▸ **AIM OF THE TASK**
Repeat, exactly and in full, the lines of the listing below, but without any pictures.

▸ **STORED ROWS**

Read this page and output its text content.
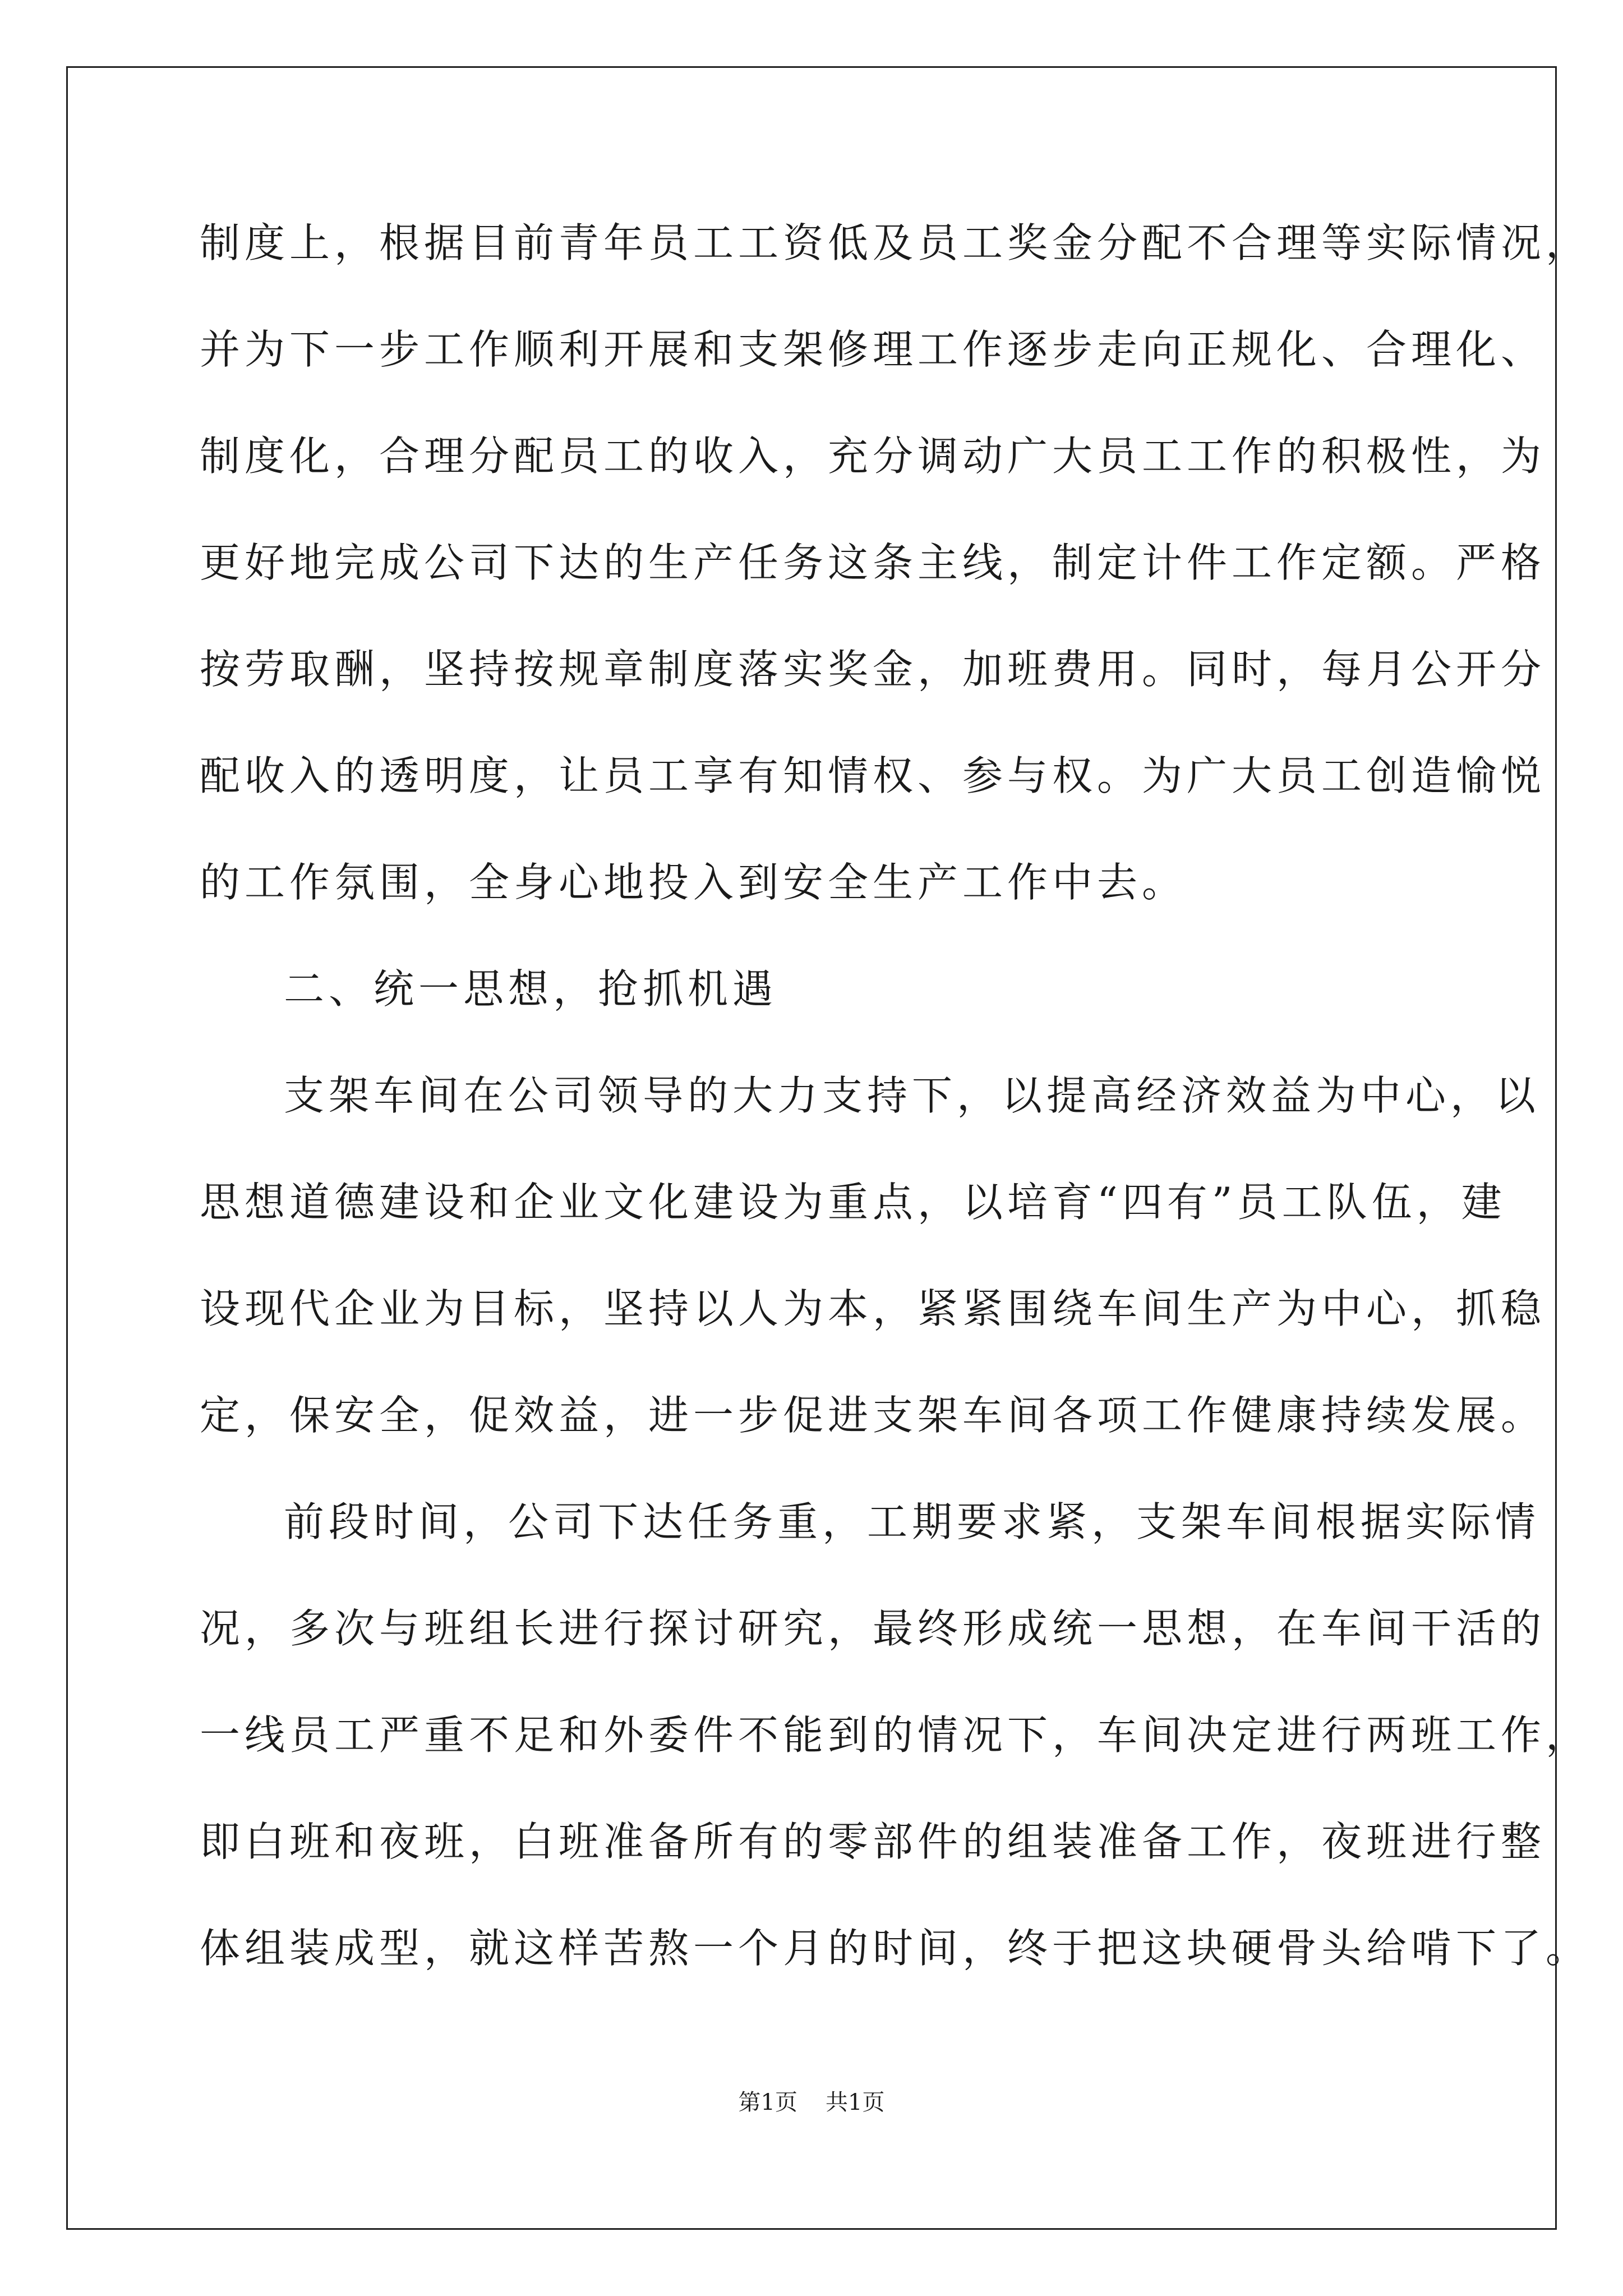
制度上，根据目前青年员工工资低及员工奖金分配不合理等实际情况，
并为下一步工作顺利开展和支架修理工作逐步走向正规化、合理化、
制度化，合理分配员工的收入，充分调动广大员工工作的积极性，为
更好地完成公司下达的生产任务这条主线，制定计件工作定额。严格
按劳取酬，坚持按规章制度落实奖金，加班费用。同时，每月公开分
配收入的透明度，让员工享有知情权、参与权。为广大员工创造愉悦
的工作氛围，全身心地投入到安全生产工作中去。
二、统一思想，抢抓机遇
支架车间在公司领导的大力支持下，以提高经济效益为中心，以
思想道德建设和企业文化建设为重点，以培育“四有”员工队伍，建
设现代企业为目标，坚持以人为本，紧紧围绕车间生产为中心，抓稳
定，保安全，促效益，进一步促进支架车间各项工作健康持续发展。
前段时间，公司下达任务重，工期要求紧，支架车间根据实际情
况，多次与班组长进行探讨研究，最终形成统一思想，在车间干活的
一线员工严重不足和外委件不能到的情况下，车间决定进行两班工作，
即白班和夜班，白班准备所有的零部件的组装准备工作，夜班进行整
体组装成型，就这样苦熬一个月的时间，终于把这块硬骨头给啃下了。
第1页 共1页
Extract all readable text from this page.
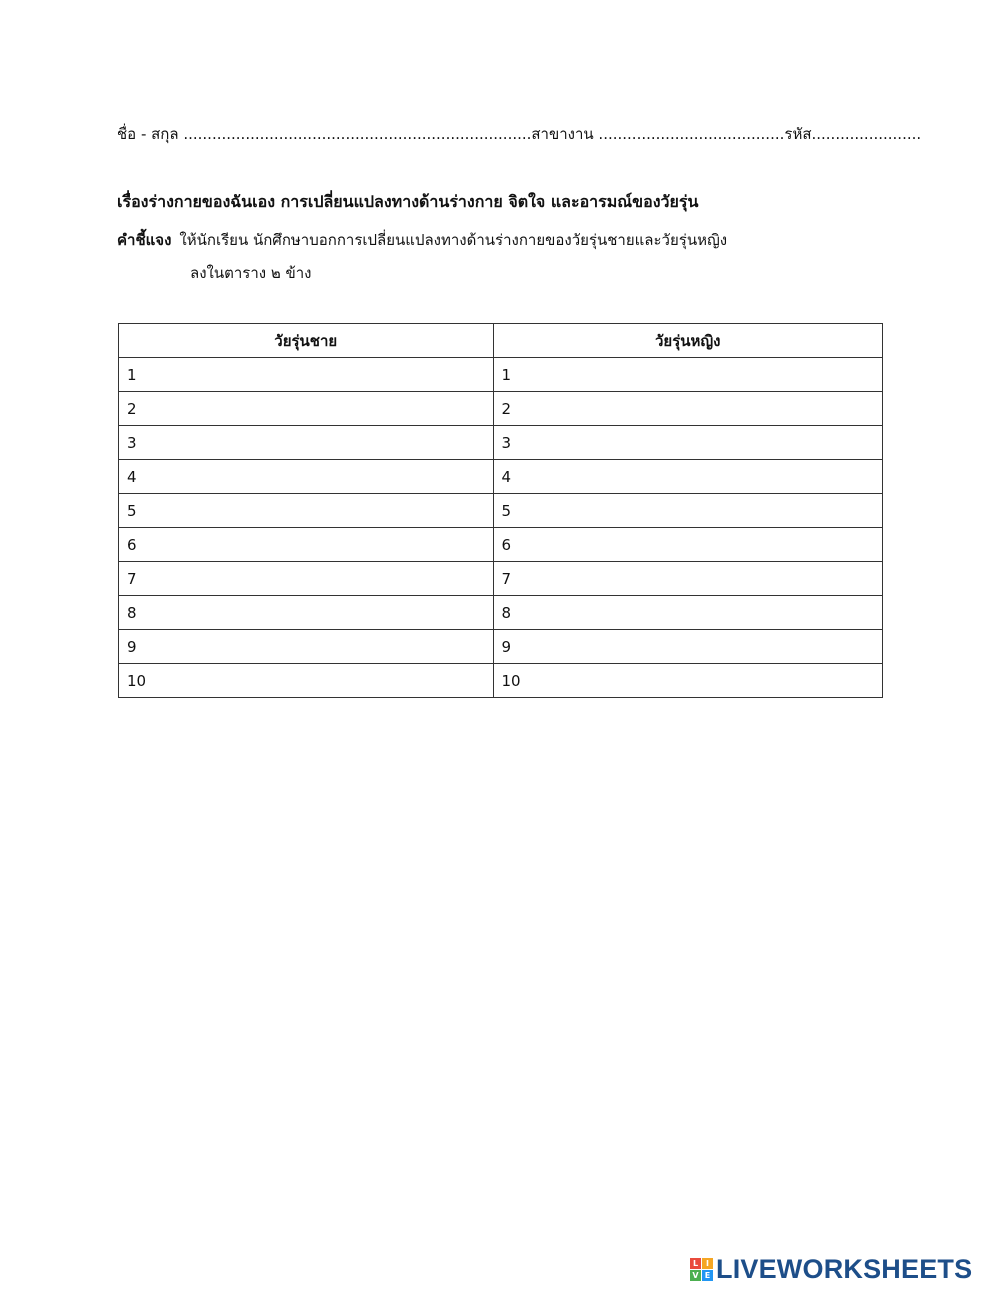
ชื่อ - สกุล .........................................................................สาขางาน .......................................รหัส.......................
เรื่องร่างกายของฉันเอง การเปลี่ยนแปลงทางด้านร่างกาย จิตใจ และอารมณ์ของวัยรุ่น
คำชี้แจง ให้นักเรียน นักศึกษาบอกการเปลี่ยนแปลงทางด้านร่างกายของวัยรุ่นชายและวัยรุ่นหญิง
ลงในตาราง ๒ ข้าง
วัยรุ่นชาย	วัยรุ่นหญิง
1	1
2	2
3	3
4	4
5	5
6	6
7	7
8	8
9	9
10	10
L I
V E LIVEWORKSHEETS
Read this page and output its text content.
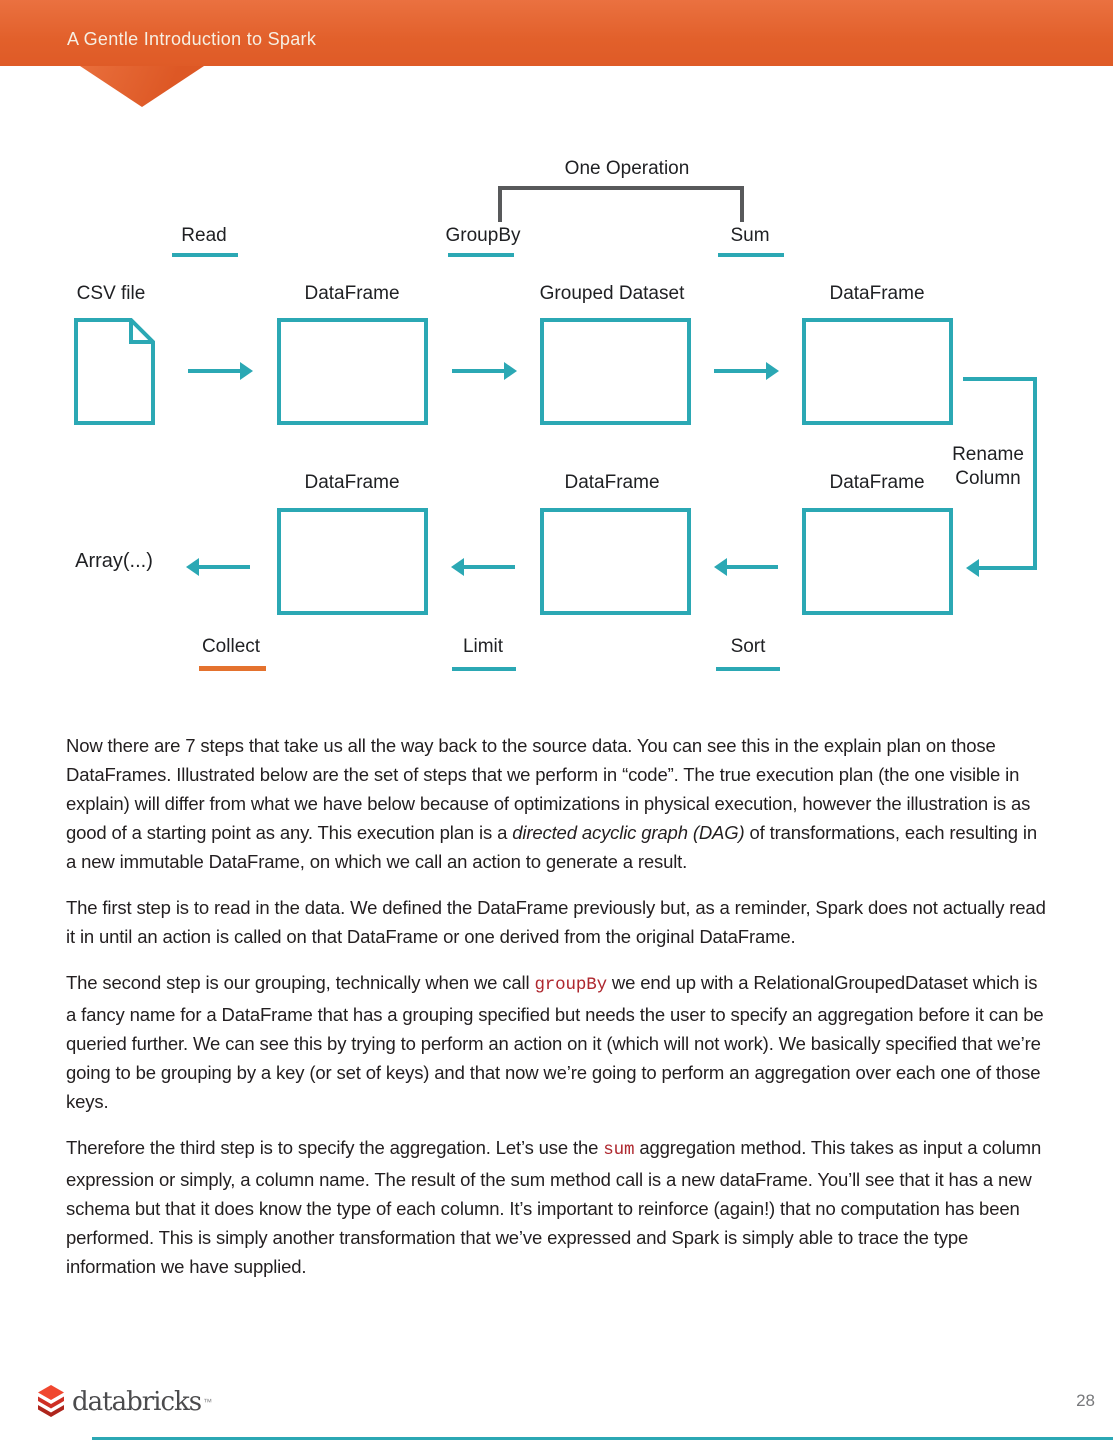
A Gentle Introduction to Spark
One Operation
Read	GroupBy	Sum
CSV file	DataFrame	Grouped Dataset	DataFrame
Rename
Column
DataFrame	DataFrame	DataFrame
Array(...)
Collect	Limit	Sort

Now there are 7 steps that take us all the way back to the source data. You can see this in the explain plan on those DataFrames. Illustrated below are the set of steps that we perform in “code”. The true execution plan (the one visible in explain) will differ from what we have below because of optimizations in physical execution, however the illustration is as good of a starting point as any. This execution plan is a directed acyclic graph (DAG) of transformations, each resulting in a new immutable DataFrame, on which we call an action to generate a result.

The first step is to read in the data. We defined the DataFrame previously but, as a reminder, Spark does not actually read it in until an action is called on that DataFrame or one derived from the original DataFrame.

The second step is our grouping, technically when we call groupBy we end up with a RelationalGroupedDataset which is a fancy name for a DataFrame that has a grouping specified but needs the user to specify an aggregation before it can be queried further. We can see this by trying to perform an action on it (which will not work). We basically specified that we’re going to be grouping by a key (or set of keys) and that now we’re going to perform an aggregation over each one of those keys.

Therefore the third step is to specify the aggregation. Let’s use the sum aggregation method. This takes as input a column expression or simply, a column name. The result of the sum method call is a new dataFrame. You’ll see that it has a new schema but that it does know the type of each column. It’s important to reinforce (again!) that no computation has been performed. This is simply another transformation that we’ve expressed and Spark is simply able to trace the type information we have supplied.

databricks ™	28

▸ **OUTPUT BELOW**
Read this page and output its text content.
制度上，根据目前青年员工工资低及员工奖金分配不合理等实际情况，
并为下一步工作顺利开展和支架修理工作逐步走向正规化、合理化、
制度化，合理分配员工的收入，充分调动广大员工工作的积极性，为
更好地完成公司下达的生产任务这条主线，制定计件工作定额。严格
按劳取酬，坚持按规章制度落实奖金，加班费用。同时，每月公开分
配收入的透明度，让员工享有知情权、参与权。为广大员工创造愉悦
的工作氛围，全身心地投入到安全生产工作中去。
二、统一思想，抢抓机遇
支架车间在公司领导的大力支持下，以提高经济效益为中心，以
思想道德建设和企业文化建设为重点，以培育“四有”员工队伍，建
设现代企业为目标，坚持以人为本，紧紧围绕车间生产为中心，抓稳
定，保安全，促效益，进一步促进支架车间各项工作健康持续发展。
前段时间，公司下达任务重，工期要求紧，支架车间根据实际情
况，多次与班组长进行探讨研究，最终形成统一思想，在车间干活的
一线员工严重不足和外委件不能到的情况下，车间决定进行两班工作，
即白班和夜班，白班准备所有的零部件的组装准备工作，夜班进行整
体组装成型，就这样苦熬一个月的时间，终于把这块硬骨头给啃下了。
第1页 共1页
Extract all readable text from this page.
ชื่อ - สกุล .........................................................................สาขางาน .......................................รหัส.......................
เรื่องร่างกายของฉันเอง การเปลี่ยนแปลงทางด้านร่างกาย จิตใจ และอารมณ์ของวัยรุ่น
คำชี้แจง ให้นักเรียน นักศึกษาบอกการเปลี่ยนแปลงทางด้านร่างกายของวัยรุ่นชายและวัยรุ่นหญิง
ลงในตาราง ๒ ข้าง
วัยรุ่นชาย	วัยรุ่นหญิง
1	1
2	2
3	3
4	4
5	5
6	6
7	7
8	8
9	9
10	10
L I
V E LIVEWORKSHEETS
Read this page and output its text content.
A Gentle Introduction to Spark
One Operation
Read	GroupBy	Sum
CSV file	DataFrame	Grouped Dataset	DataFrame
Rename
Column
DataFrame	DataFrame	DataFrame
Array(...)
Collect	Limit	Sort

Now there are 7 steps that take us all the way back to the source data. You can see this in the explain plan on those DataFrames. Illustrated below are the set of steps that we perform in “code”. The true execution plan (the one visible in explain) will differ from what we have below because of optimizations in physical execution, however the illustration is as good of a starting point as any. This execution plan is a directed acyclic graph (DAG) of transformations, each resulting in a new immutable DataFrame, on which we call an action to generate a result.

The first step is to read in the data. We defined the DataFrame previously but, as a reminder, Spark does not actually read it in until an action is called on that DataFrame or one derived from the original DataFrame.

The second step is our grouping, technically when we call groupBy we end up with a RelationalGroupedDataset which is a fancy name for a DataFrame that has a grouping specified but needs the user to specify an aggregation before it can be queried further. We can see this by trying to perform an action on it (which will not work). We basically specified that we’re going to be grouping by a key (or set of keys) and that now we’re going to perform an aggregation over each one of those keys.

Therefore the third step is to specify the aggregation. Let’s use the sum aggregation method. This takes as input a column expression or simply, a column name. The result of the sum method call is a new dataFrame. You’ll see that it has a new schema but that it does know the type of each column. It’s important to reinforce (again!) that no computation has been performed. This is simply another transformation that we’ve expressed and Spark is simply able to trace the type information we have supplied.

databricks ™	28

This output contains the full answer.